▸ **Required task**: Check each line of the material below, and copy it if it holds the string "title".

[BEGIN]

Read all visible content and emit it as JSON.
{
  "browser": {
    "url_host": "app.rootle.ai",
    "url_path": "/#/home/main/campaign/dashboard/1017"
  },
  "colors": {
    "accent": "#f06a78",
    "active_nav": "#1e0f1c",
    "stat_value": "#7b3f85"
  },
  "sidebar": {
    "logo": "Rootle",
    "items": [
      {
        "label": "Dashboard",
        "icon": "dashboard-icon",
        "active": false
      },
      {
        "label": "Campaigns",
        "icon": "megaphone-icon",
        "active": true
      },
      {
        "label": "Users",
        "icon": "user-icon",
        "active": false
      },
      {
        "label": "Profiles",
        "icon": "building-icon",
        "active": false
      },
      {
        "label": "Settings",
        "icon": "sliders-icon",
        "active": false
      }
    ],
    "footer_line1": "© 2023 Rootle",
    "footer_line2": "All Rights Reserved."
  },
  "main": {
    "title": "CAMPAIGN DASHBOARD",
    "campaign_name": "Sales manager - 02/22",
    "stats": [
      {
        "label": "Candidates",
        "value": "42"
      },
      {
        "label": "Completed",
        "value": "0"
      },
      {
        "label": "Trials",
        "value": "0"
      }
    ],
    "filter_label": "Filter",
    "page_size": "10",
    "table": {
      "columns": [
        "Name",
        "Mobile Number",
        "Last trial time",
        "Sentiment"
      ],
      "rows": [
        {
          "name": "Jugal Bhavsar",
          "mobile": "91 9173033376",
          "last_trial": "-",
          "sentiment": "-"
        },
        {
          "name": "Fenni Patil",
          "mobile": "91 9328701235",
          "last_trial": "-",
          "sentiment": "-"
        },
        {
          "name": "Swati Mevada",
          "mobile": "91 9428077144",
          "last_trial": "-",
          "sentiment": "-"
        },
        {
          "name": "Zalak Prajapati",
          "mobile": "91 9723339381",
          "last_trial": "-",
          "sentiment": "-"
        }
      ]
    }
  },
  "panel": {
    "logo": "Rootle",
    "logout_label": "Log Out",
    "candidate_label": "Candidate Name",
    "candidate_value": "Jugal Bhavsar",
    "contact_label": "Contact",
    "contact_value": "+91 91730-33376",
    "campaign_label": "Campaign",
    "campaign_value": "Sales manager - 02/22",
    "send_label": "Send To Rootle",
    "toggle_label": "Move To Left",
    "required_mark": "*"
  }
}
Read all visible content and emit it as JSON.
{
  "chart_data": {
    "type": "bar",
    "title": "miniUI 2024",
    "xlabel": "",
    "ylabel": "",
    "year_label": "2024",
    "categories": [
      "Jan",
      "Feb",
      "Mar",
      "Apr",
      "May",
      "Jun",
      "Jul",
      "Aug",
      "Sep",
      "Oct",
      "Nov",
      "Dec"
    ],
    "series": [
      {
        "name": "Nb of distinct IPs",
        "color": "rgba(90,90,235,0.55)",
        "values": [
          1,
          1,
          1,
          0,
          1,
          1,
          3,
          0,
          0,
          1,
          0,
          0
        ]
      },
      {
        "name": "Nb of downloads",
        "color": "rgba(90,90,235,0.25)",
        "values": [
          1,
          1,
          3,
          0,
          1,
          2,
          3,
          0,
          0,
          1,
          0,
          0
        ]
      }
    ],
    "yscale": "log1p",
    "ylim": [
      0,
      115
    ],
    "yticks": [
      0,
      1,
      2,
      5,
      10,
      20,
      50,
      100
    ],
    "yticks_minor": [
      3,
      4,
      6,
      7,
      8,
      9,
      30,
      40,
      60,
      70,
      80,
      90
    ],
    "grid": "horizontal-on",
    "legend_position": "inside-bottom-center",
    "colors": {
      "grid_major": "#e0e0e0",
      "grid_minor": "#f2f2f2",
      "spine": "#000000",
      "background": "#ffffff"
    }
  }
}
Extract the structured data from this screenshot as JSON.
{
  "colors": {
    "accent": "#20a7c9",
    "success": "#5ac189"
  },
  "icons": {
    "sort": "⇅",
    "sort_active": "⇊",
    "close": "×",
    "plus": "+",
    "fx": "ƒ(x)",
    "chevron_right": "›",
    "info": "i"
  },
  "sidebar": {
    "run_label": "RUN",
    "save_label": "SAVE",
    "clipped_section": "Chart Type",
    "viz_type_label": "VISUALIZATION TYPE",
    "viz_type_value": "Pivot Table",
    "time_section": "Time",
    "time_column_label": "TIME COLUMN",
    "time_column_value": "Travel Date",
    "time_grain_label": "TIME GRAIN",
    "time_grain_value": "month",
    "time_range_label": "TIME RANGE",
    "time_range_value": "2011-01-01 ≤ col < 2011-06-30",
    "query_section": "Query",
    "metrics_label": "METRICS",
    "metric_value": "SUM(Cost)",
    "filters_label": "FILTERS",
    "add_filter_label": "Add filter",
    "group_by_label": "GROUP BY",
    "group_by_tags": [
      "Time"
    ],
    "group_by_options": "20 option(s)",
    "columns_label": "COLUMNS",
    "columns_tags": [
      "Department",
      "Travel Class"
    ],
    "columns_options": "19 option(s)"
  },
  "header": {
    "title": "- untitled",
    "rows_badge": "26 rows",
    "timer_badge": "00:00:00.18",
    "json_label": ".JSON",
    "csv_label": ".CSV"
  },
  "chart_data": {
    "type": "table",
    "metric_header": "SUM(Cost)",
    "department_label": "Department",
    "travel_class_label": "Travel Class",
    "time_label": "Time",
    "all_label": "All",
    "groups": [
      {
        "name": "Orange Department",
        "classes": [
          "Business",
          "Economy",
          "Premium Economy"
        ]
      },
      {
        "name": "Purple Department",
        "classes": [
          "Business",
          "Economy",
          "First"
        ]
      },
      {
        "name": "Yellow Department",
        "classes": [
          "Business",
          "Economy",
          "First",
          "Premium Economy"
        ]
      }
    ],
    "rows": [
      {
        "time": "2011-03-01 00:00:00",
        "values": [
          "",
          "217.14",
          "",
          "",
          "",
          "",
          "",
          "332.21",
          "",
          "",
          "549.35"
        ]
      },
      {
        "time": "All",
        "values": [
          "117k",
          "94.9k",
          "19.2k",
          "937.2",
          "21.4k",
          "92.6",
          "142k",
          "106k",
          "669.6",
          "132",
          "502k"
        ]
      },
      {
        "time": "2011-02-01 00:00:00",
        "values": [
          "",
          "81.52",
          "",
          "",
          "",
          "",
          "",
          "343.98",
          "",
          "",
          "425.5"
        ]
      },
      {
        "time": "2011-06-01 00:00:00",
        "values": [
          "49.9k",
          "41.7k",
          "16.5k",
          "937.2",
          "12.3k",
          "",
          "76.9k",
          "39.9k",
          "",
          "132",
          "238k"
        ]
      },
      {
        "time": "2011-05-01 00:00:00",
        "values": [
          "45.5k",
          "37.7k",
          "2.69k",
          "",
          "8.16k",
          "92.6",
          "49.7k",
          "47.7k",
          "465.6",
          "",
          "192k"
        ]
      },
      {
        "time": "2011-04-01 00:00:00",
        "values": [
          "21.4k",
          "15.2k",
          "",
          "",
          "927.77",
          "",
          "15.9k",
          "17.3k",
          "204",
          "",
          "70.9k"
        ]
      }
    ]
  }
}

[END]

▸ **Result of the exercise**:
    "title": "CAMPAIGN DASHBOARD",
    "title": "miniUI 2024",
    "title": "- untitled",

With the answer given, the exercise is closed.